**PROBLEM STATEMENT**
Copy every record word for word.

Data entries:

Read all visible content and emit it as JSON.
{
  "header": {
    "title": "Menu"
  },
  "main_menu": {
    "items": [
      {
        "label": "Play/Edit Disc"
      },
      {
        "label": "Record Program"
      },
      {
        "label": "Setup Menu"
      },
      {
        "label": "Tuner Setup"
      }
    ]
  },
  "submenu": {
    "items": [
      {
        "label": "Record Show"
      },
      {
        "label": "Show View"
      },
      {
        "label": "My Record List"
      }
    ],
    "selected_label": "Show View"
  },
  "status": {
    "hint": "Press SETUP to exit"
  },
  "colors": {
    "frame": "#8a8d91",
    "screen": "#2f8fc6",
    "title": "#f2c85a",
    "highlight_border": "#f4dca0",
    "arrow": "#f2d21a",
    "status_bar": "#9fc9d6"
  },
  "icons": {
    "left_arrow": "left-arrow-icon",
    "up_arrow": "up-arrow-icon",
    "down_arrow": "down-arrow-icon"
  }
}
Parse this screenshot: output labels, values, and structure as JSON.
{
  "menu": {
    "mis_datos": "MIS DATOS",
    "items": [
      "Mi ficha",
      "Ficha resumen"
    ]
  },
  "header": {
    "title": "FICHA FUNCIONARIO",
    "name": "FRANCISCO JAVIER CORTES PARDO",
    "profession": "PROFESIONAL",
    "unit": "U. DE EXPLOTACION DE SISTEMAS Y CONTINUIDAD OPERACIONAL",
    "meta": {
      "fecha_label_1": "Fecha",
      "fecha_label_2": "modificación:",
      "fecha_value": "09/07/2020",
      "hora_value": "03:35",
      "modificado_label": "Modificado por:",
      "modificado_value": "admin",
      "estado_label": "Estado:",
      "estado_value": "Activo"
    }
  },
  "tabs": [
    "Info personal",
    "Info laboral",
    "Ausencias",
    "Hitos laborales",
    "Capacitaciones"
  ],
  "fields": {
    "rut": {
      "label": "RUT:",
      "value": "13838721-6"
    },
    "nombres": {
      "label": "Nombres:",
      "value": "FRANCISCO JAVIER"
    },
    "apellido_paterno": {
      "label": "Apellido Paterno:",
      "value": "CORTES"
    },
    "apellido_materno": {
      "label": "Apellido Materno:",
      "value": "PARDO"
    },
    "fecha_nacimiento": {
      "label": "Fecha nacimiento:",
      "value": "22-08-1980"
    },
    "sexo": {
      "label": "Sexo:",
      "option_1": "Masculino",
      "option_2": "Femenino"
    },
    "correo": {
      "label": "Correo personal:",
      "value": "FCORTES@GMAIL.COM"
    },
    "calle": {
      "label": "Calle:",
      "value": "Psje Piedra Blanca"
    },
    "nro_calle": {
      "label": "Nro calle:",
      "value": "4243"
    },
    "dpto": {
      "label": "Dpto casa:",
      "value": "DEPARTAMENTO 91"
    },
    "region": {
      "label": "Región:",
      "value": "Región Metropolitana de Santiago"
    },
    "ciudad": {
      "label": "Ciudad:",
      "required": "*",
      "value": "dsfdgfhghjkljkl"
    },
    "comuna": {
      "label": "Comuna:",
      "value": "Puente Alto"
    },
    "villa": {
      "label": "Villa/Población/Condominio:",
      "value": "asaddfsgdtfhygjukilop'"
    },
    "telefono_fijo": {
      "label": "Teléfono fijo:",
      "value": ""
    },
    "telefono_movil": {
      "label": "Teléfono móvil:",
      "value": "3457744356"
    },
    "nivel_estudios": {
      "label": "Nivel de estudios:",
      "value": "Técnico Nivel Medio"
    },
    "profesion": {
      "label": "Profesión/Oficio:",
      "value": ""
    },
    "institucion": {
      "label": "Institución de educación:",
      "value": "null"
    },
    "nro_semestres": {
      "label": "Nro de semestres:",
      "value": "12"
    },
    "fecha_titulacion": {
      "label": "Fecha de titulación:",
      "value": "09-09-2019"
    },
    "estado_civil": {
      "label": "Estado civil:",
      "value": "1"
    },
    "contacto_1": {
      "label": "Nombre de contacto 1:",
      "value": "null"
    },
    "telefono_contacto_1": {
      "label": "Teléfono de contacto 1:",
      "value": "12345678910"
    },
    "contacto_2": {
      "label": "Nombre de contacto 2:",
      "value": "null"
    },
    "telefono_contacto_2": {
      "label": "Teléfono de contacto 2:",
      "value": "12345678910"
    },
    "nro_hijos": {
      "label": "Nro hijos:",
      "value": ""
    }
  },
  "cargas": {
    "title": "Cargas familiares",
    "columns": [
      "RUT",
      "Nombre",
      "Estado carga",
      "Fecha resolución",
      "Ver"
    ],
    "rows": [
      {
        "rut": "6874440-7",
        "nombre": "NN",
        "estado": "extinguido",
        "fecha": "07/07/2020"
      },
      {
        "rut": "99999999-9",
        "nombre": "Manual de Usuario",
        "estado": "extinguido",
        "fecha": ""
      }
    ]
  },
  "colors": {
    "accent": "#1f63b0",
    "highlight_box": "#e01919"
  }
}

**RESULT**
Read all visible content and emit it as JSON.
{
  "header": {
    "title": "Menu"
  },
  "main_menu": {
    "items": [
      {
        "label": "Play/Edit Disc"
      },
      {
        "label": "Record Program"
      },
      {
        "label": "Setup Menu"
      },
      {
        "label": "Tuner Setup"
      }
    ]
  },
  "submenu": {
    "items": [
      {
        "label": "Record Show"
      },
      {
        "label": "Show View"
      },
      {
        "label": "My Record List"
      }
    ],
    "selected_label": "Show View"
  },
  "status": {
    "hint": "Press SETUP to exit"
  },
  "colors": {
    "frame": "#8a8d91",
    "screen": "#2f8fc6",
    "title": "#f2c85a",
    "highlight_border": "#f4dca0",
    "arrow": "#f2d21a",
    "status_bar": "#9fc9d6"
  },
  "icons": {
    "left_arrow": "left-arrow-icon",
    "up_arrow": "up-arrow-icon",
    "down_arrow": "down-arrow-icon"
  }
}
Parse this screenshot: output labels, values, and structure as JSON.
{
  "menu": {
    "mis_datos": "MIS DATOS",
    "items": [
      "Mi ficha",
      "Ficha resumen"
    ]
  },
  "header": {
    "title": "FICHA FUNCIONARIO",
    "name": "FRANCISCO JAVIER CORTES PARDO",
    "profession": "PROFESIONAL",
    "unit": "U. DE EXPLOTACION DE SISTEMAS Y CONTINUIDAD OPERACIONAL",
    "meta": {
      "fecha_label_1": "Fecha",
      "fecha_label_2": "modificación:",
      "fecha_value": "09/07/2020",
      "hora_value": "03:35",
      "modificado_label": "Modificado por:",
      "modificado_value": "admin",
      "estado_label": "Estado:",
      "estado_value": "Activo"
    }
  },
  "tabs": [
    "Info personal",
    "Info laboral",
    "Ausencias",
    "Hitos laborales",
    "Capacitaciones"
  ],
  "fields": {
    "rut": {
      "label": "RUT:",
      "value": "13838721-6"
    },
    "nombres": {
      "label": "Nombres:",
      "value": "FRANCISCO JAVIER"
    },
    "apellido_paterno": {
      "label": "Apellido Paterno:",
      "value": "CORTES"
    },
    "apellido_materno": {
      "label": "Apellido Materno:",
      "value": "PARDO"
    },
    "fecha_nacimiento": {
      "label": "Fecha nacimiento:",
      "value": "22-08-1980"
    },
    "sexo": {
      "label": "Sexo:",
      "option_1": "Masculino",
      "option_2": "Femenino"
    },
    "correo": {
      "label": "Correo personal:",
      "value": "FCORTES@GMAIL.COM"
    },
    "calle": {
      "label": "Calle:",
      "value": "Psje Piedra Blanca"
    },
    "nro_calle": {
      "label": "Nro calle:",
      "value": "4243"
    },
    "dpto": {
      "label": "Dpto casa:",
      "value": "DEPARTAMENTO 91"
    },
    "region": {
      "label": "Región:",
      "value": "Región Metropolitana de Santiago"
    },
    "ciudad": {
      "label": "Ciudad:",
      "required": "*",
      "value": "dsfdgfhghjkljkl"
    },
    "comuna": {
      "label": "Comuna:",
      "value": "Puente Alto"
    },
    "villa": {
      "label": "Villa/Población/Condominio:",
      "value": "asaddfsgdtfhygjukilop'"
    },
    "telefono_fijo": {
      "label": "Teléfono fijo:",
      "value": ""
    },
    "telefono_movil": {
      "label": "Teléfono móvil:",
      "value": "3457744356"
    },
    "nivel_estudios": {
      "label": "Nivel de estudios:",
      "value": "Técnico Nivel Medio"
    },
    "profesion": {
      "label": "Profesión/Oficio:",
      "value": ""
    },
    "institucion": {
      "label": "Institución de educación:",
      "value": "null"
    },
    "nro_semestres": {
      "label": "Nro de semestres:",
      "value": "12"
    },
    "fecha_titulacion": {
      "label": "Fecha de titulación:",
      "value": "09-09-2019"
    },
    "estado_civil": {
      "label": "Estado civil:",
      "value": "1"
    },
    "contacto_1": {
      "label": "Nombre de contacto 1:",
      "value": "null"
    },
    "telefono_contacto_1": {
      "label": "Teléfono de contacto 1:",
      "value": "12345678910"
    },
    "contacto_2": {
      "label": "Nombre de contacto 2:",
      "value": "null"
    },
    "telefono_contacto_2": {
      "label": "Teléfono de contacto 2:",
      "value": "12345678910"
    },
    "nro_hijos": {
      "label": "Nro hijos:",
      "value": ""
    }
  },
  "cargas": {
    "title": "Cargas familiares",
    "columns": [
      "RUT",
      "Nombre",
      "Estado carga",
      "Fecha resolución",
      "Ver"
    ],
    "rows": [
      {
        "rut": "6874440-7",
        "nombre": "NN",
        "estado": "extinguido",
        "fecha": "07/07/2020"
      },
      {
        "rut": "99999999-9",
        "nombre": "Manual de Usuario",
        "estado": "extinguido",
        "fecha": ""
      }
    ]
  },
  "colors": {
    "accent": "#1f63b0",
    "highlight_box": "#e01919"
  }
}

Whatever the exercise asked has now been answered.